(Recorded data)
..............................

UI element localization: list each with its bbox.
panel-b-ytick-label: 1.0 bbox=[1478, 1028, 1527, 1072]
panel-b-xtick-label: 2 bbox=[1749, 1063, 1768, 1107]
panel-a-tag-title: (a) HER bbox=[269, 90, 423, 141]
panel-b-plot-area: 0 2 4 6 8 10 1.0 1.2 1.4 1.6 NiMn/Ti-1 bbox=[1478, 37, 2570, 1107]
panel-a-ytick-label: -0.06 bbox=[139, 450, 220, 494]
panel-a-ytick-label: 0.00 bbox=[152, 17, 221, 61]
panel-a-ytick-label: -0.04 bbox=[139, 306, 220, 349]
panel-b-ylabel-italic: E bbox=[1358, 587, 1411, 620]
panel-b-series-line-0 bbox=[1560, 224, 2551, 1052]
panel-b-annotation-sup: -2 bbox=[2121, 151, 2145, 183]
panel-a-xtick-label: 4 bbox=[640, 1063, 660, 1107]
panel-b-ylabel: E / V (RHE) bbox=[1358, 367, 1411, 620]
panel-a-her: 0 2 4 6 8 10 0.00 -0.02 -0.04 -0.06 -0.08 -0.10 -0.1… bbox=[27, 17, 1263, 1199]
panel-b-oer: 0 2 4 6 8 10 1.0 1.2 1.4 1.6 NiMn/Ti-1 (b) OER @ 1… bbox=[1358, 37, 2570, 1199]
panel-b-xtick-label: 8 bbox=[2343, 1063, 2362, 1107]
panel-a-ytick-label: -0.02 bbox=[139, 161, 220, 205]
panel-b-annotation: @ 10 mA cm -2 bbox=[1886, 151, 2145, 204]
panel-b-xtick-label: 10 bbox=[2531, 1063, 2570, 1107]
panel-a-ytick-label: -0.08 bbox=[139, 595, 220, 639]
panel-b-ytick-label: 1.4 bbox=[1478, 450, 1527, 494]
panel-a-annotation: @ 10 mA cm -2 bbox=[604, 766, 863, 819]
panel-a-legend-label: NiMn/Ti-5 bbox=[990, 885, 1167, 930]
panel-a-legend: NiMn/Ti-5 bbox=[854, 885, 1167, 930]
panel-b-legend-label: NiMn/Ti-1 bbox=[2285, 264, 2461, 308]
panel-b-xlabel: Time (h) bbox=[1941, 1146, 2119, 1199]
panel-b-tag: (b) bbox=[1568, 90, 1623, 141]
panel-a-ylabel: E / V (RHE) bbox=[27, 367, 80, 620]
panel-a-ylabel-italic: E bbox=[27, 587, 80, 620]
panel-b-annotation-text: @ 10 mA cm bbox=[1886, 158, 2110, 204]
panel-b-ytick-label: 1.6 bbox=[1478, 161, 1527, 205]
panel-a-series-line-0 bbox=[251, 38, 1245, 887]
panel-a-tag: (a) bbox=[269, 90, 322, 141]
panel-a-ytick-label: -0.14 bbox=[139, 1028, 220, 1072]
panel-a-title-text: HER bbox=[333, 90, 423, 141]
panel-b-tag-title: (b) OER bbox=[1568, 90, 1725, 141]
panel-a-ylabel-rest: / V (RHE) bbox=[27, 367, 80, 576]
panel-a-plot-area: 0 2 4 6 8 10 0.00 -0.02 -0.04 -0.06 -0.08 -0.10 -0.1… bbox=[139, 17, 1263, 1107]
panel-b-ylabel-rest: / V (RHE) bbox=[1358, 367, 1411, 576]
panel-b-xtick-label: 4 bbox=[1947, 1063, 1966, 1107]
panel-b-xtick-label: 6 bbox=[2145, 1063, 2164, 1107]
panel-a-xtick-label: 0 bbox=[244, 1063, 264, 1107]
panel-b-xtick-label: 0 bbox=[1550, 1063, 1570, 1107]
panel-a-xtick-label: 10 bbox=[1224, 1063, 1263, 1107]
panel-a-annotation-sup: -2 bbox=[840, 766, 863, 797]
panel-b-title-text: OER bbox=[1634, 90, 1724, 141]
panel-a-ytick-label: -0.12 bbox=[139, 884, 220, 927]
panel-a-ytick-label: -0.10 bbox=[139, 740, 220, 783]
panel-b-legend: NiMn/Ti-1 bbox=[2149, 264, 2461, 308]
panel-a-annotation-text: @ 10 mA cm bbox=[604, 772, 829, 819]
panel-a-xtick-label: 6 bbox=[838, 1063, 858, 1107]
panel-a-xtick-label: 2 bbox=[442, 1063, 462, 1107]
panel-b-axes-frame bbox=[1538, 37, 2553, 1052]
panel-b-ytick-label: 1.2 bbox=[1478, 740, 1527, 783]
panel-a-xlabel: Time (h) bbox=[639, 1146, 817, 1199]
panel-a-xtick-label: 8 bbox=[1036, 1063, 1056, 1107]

..............................

▶ [What is needed]:
Count the lines in the rows above that contain the string "xtick". Give only the number.

▶ [Complete output]:
12